▶ _STATED TASK_
Examine the records and identify each line that includes the string "heading". Copy those lines.

══ EXTRACTED ENTRIES

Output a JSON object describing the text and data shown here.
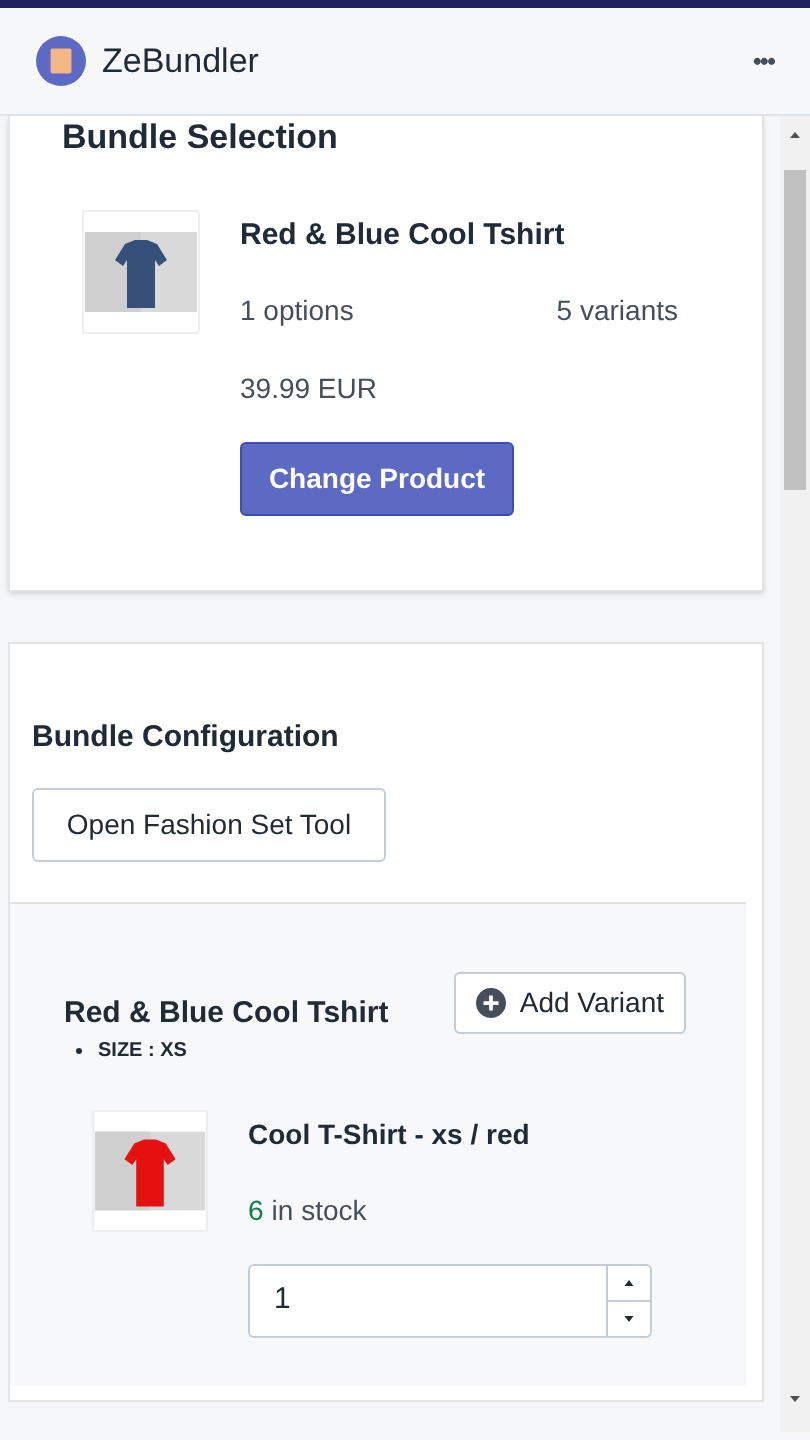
{
  "app": {
    "title": "ZeBundler",
    "menu": "•••"
  },
  "bundle_selection": {
    "heading": "Bundle Selection",
    "product": {
      "title": "Red & Blue Cool Tshirt",
      "options": "1 options",
      "variants": "5 variants",
      "price": "39.99 EUR"
    },
    "button": "Change Product"
  },
  "bundle_configuration": {
    "heading": "Bundle Configuration",
    "button": "Open Fashion Set Tool",
    "item": {
      "title": "Red & Blue Cool Tshirt",
      "options": [
        "SIZE : XS"
      ],
      "add_button": "Add Variant",
      "variant": {
        "name": "Cool T-Shirt - xs / red",
        "stock_count": "6",
        "stock_label": "in stock",
        "quantity": "1"
      }
    }
  }
}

════

▶ _FULL OUTPUT_
    "heading": "Bundle Selection",
    "heading": "Bundle Configuration",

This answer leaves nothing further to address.